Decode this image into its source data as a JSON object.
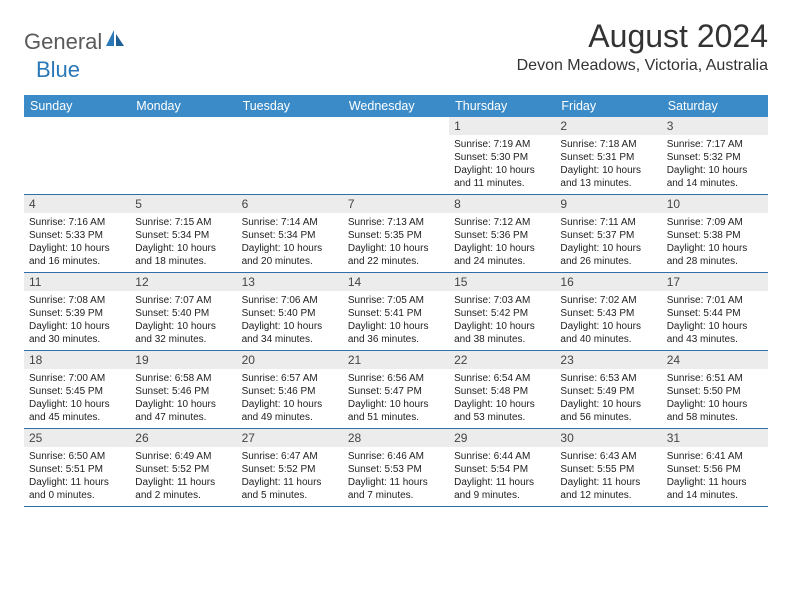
{
  "brand": {
    "name_part1": "General",
    "name_part2": "Blue"
  },
  "title": {
    "month": "August 2024",
    "location": "Devon Meadows, Victoria, Australia"
  },
  "colors": {
    "header_bg": "#3b8bc8",
    "header_text": "#ffffff",
    "daynum_bg": "#ececec",
    "rule": "#2f6fa6",
    "logo_gray": "#5a5a5a",
    "logo_blue": "#2a78b8"
  },
  "days_of_week": [
    "Sunday",
    "Monday",
    "Tuesday",
    "Wednesday",
    "Thursday",
    "Friday",
    "Saturday"
  ],
  "weeks": [
    [
      {
        "n": "",
        "sr": "",
        "ss": "",
        "dl": ""
      },
      {
        "n": "",
        "sr": "",
        "ss": "",
        "dl": ""
      },
      {
        "n": "",
        "sr": "",
        "ss": "",
        "dl": ""
      },
      {
        "n": "",
        "sr": "",
        "ss": "",
        "dl": ""
      },
      {
        "n": "1",
        "sr": "Sunrise: 7:19 AM",
        "ss": "Sunset: 5:30 PM",
        "dl": "Daylight: 10 hours and 11 minutes."
      },
      {
        "n": "2",
        "sr": "Sunrise: 7:18 AM",
        "ss": "Sunset: 5:31 PM",
        "dl": "Daylight: 10 hours and 13 minutes."
      },
      {
        "n": "3",
        "sr": "Sunrise: 7:17 AM",
        "ss": "Sunset: 5:32 PM",
        "dl": "Daylight: 10 hours and 14 minutes."
      }
    ],
    [
      {
        "n": "4",
        "sr": "Sunrise: 7:16 AM",
        "ss": "Sunset: 5:33 PM",
        "dl": "Daylight: 10 hours and 16 minutes."
      },
      {
        "n": "5",
        "sr": "Sunrise: 7:15 AM",
        "ss": "Sunset: 5:34 PM",
        "dl": "Daylight: 10 hours and 18 minutes."
      },
      {
        "n": "6",
        "sr": "Sunrise: 7:14 AM",
        "ss": "Sunset: 5:34 PM",
        "dl": "Daylight: 10 hours and 20 minutes."
      },
      {
        "n": "7",
        "sr": "Sunrise: 7:13 AM",
        "ss": "Sunset: 5:35 PM",
        "dl": "Daylight: 10 hours and 22 minutes."
      },
      {
        "n": "8",
        "sr": "Sunrise: 7:12 AM",
        "ss": "Sunset: 5:36 PM",
        "dl": "Daylight: 10 hours and 24 minutes."
      },
      {
        "n": "9",
        "sr": "Sunrise: 7:11 AM",
        "ss": "Sunset: 5:37 PM",
        "dl": "Daylight: 10 hours and 26 minutes."
      },
      {
        "n": "10",
        "sr": "Sunrise: 7:09 AM",
        "ss": "Sunset: 5:38 PM",
        "dl": "Daylight: 10 hours and 28 minutes."
      }
    ],
    [
      {
        "n": "11",
        "sr": "Sunrise: 7:08 AM",
        "ss": "Sunset: 5:39 PM",
        "dl": "Daylight: 10 hours and 30 minutes."
      },
      {
        "n": "12",
        "sr": "Sunrise: 7:07 AM",
        "ss": "Sunset: 5:40 PM",
        "dl": "Daylight: 10 hours and 32 minutes."
      },
      {
        "n": "13",
        "sr": "Sunrise: 7:06 AM",
        "ss": "Sunset: 5:40 PM",
        "dl": "Daylight: 10 hours and 34 minutes."
      },
      {
        "n": "14",
        "sr": "Sunrise: 7:05 AM",
        "ss": "Sunset: 5:41 PM",
        "dl": "Daylight: 10 hours and 36 minutes."
      },
      {
        "n": "15",
        "sr": "Sunrise: 7:03 AM",
        "ss": "Sunset: 5:42 PM",
        "dl": "Daylight: 10 hours and 38 minutes."
      },
      {
        "n": "16",
        "sr": "Sunrise: 7:02 AM",
        "ss": "Sunset: 5:43 PM",
        "dl": "Daylight: 10 hours and 40 minutes."
      },
      {
        "n": "17",
        "sr": "Sunrise: 7:01 AM",
        "ss": "Sunset: 5:44 PM",
        "dl": "Daylight: 10 hours and 43 minutes."
      }
    ],
    [
      {
        "n": "18",
        "sr": "Sunrise: 7:00 AM",
        "ss": "Sunset: 5:45 PM",
        "dl": "Daylight: 10 hours and 45 minutes."
      },
      {
        "n": "19",
        "sr": "Sunrise: 6:58 AM",
        "ss": "Sunset: 5:46 PM",
        "dl": "Daylight: 10 hours and 47 minutes."
      },
      {
        "n": "20",
        "sr": "Sunrise: 6:57 AM",
        "ss": "Sunset: 5:46 PM",
        "dl": "Daylight: 10 hours and 49 minutes."
      },
      {
        "n": "21",
        "sr": "Sunrise: 6:56 AM",
        "ss": "Sunset: 5:47 PM",
        "dl": "Daylight: 10 hours and 51 minutes."
      },
      {
        "n": "22",
        "sr": "Sunrise: 6:54 AM",
        "ss": "Sunset: 5:48 PM",
        "dl": "Daylight: 10 hours and 53 minutes."
      },
      {
        "n": "23",
        "sr": "Sunrise: 6:53 AM",
        "ss": "Sunset: 5:49 PM",
        "dl": "Daylight: 10 hours and 56 minutes."
      },
      {
        "n": "24",
        "sr": "Sunrise: 6:51 AM",
        "ss": "Sunset: 5:50 PM",
        "dl": "Daylight: 10 hours and 58 minutes."
      }
    ],
    [
      {
        "n": "25",
        "sr": "Sunrise: 6:50 AM",
        "ss": "Sunset: 5:51 PM",
        "dl": "Daylight: 11 hours and 0 minutes."
      },
      {
        "n": "26",
        "sr": "Sunrise: 6:49 AM",
        "ss": "Sunset: 5:52 PM",
        "dl": "Daylight: 11 hours and 2 minutes."
      },
      {
        "n": "27",
        "sr": "Sunrise: 6:47 AM",
        "ss": "Sunset: 5:52 PM",
        "dl": "Daylight: 11 hours and 5 minutes."
      },
      {
        "n": "28",
        "sr": "Sunrise: 6:46 AM",
        "ss": "Sunset: 5:53 PM",
        "dl": "Daylight: 11 hours and 7 minutes."
      },
      {
        "n": "29",
        "sr": "Sunrise: 6:44 AM",
        "ss": "Sunset: 5:54 PM",
        "dl": "Daylight: 11 hours and 9 minutes."
      },
      {
        "n": "30",
        "sr": "Sunrise: 6:43 AM",
        "ss": "Sunset: 5:55 PM",
        "dl": "Daylight: 11 hours and 12 minutes."
      },
      {
        "n": "31",
        "sr": "Sunrise: 6:41 AM",
        "ss": "Sunset: 5:56 PM",
        "dl": "Daylight: 11 hours and 14 minutes."
      }
    ]
  ]
}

Work to complete ▸
Without the pictures, restate all the entries above exactly.

Solution for this task ▸
Decode this image into its source data as a JSON object.
{
  "brand": {
    "name_part1": "General",
    "name_part2": "Blue"
  },
  "title": {
    "month": "August 2024",
    "location": "Devon Meadows, Victoria, Australia"
  },
  "colors": {
    "header_bg": "#3b8bc8",
    "header_text": "#ffffff",
    "daynum_bg": "#ececec",
    "rule": "#2f6fa6",
    "logo_gray": "#5a5a5a",
    "logo_blue": "#2a78b8"
  },
  "days_of_week": [
    "Sunday",
    "Monday",
    "Tuesday",
    "Wednesday",
    "Thursday",
    "Friday",
    "Saturday"
  ],
  "weeks": [
    [
      {
        "n": "",
        "sr": "",
        "ss": "",
        "dl": ""
      },
      {
        "n": "",
        "sr": "",
        "ss": "",
        "dl": ""
      },
      {
        "n": "",
        "sr": "",
        "ss": "",
        "dl": ""
      },
      {
        "n": "",
        "sr": "",
        "ss": "",
        "dl": ""
      },
      {
        "n": "1",
        "sr": "Sunrise: 7:19 AM",
        "ss": "Sunset: 5:30 PM",
        "dl": "Daylight: 10 hours and 11 minutes."
      },
      {
        "n": "2",
        "sr": "Sunrise: 7:18 AM",
        "ss": "Sunset: 5:31 PM",
        "dl": "Daylight: 10 hours and 13 minutes."
      },
      {
        "n": "3",
        "sr": "Sunrise: 7:17 AM",
        "ss": "Sunset: 5:32 PM",
        "dl": "Daylight: 10 hours and 14 minutes."
      }
    ],
    [
      {
        "n": "4",
        "sr": "Sunrise: 7:16 AM",
        "ss": "Sunset: 5:33 PM",
        "dl": "Daylight: 10 hours and 16 minutes."
      },
      {
        "n": "5",
        "sr": "Sunrise: 7:15 AM",
        "ss": "Sunset: 5:34 PM",
        "dl": "Daylight: 10 hours and 18 minutes."
      },
      {
        "n": "6",
        "sr": "Sunrise: 7:14 AM",
        "ss": "Sunset: 5:34 PM",
        "dl": "Daylight: 10 hours and 20 minutes."
      },
      {
        "n": "7",
        "sr": "Sunrise: 7:13 AM",
        "ss": "Sunset: 5:35 PM",
        "dl": "Daylight: 10 hours and 22 minutes."
      },
      {
        "n": "8",
        "sr": "Sunrise: 7:12 AM",
        "ss": "Sunset: 5:36 PM",
        "dl": "Daylight: 10 hours and 24 minutes."
      },
      {
        "n": "9",
        "sr": "Sunrise: 7:11 AM",
        "ss": "Sunset: 5:37 PM",
        "dl": "Daylight: 10 hours and 26 minutes."
      },
      {
        "n": "10",
        "sr": "Sunrise: 7:09 AM",
        "ss": "Sunset: 5:38 PM",
        "dl": "Daylight: 10 hours and 28 minutes."
      }
    ],
    [
      {
        "n": "11",
        "sr": "Sunrise: 7:08 AM",
        "ss": "Sunset: 5:39 PM",
        "dl": "Daylight: 10 hours and 30 minutes."
      },
      {
        "n": "12",
        "sr": "Sunrise: 7:07 AM",
        "ss": "Sunset: 5:40 PM",
        "dl": "Daylight: 10 hours and 32 minutes."
      },
      {
        "n": "13",
        "sr": "Sunrise: 7:06 AM",
        "ss": "Sunset: 5:40 PM",
        "dl": "Daylight: 10 hours and 34 minutes."
      },
      {
        "n": "14",
        "sr": "Sunrise: 7:05 AM",
        "ss": "Sunset: 5:41 PM",
        "dl": "Daylight: 10 hours and 36 minutes."
      },
      {
        "n": "15",
        "sr": "Sunrise: 7:03 AM",
        "ss": "Sunset: 5:42 PM",
        "dl": "Daylight: 10 hours and 38 minutes."
      },
      {
        "n": "16",
        "sr": "Sunrise: 7:02 AM",
        "ss": "Sunset: 5:43 PM",
        "dl": "Daylight: 10 hours and 40 minutes."
      },
      {
        "n": "17",
        "sr": "Sunrise: 7:01 AM",
        "ss": "Sunset: 5:44 PM",
        "dl": "Daylight: 10 hours and 43 minutes."
      }
    ],
    [
      {
        "n": "18",
        "sr": "Sunrise: 7:00 AM",
        "ss": "Sunset: 5:45 PM",
        "dl": "Daylight: 10 hours and 45 minutes."
      },
      {
        "n": "19",
        "sr": "Sunrise: 6:58 AM",
        "ss": "Sunset: 5:46 PM",
        "dl": "Daylight: 10 hours and 47 minutes."
      },
      {
        "n": "20",
        "sr": "Sunrise: 6:57 AM",
        "ss": "Sunset: 5:46 PM",
        "dl": "Daylight: 10 hours and 49 minutes."
      },
      {
        "n": "21",
        "sr": "Sunrise: 6:56 AM",
        "ss": "Sunset: 5:47 PM",
        "dl": "Daylight: 10 hours and 51 minutes."
      },
      {
        "n": "22",
        "sr": "Sunrise: 6:54 AM",
        "ss": "Sunset: 5:48 PM",
        "dl": "Daylight: 10 hours and 53 minutes."
      },
      {
        "n": "23",
        "sr": "Sunrise: 6:53 AM",
        "ss": "Sunset: 5:49 PM",
        "dl": "Daylight: 10 hours and 56 minutes."
      },
      {
        "n": "24",
        "sr": "Sunrise: 6:51 AM",
        "ss": "Sunset: 5:50 PM",
        "dl": "Daylight: 10 hours and 58 minutes."
      }
    ],
    [
      {
        "n": "25",
        "sr": "Sunrise: 6:50 AM",
        "ss": "Sunset: 5:51 PM",
        "dl": "Daylight: 11 hours and 0 minutes."
      },
      {
        "n": "26",
        "sr": "Sunrise: 6:49 AM",
        "ss": "Sunset: 5:52 PM",
        "dl": "Daylight: 11 hours and 2 minutes."
      },
      {
        "n": "27",
        "sr": "Sunrise: 6:47 AM",
        "ss": "Sunset: 5:52 PM",
        "dl": "Daylight: 11 hours and 5 minutes."
      },
      {
        "n": "28",
        "sr": "Sunrise: 6:46 AM",
        "ss": "Sunset: 5:53 PM",
        "dl": "Daylight: 11 hours and 7 minutes."
      },
      {
        "n": "29",
        "sr": "Sunrise: 6:44 AM",
        "ss": "Sunset: 5:54 PM",
        "dl": "Daylight: 11 hours and 9 minutes."
      },
      {
        "n": "30",
        "sr": "Sunrise: 6:43 AM",
        "ss": "Sunset: 5:55 PM",
        "dl": "Daylight: 11 hours and 12 minutes."
      },
      {
        "n": "31",
        "sr": "Sunrise: 6:41 AM",
        "ss": "Sunset: 5:56 PM",
        "dl": "Daylight: 11 hours and 14 minutes."
      }
    ]
  ]
}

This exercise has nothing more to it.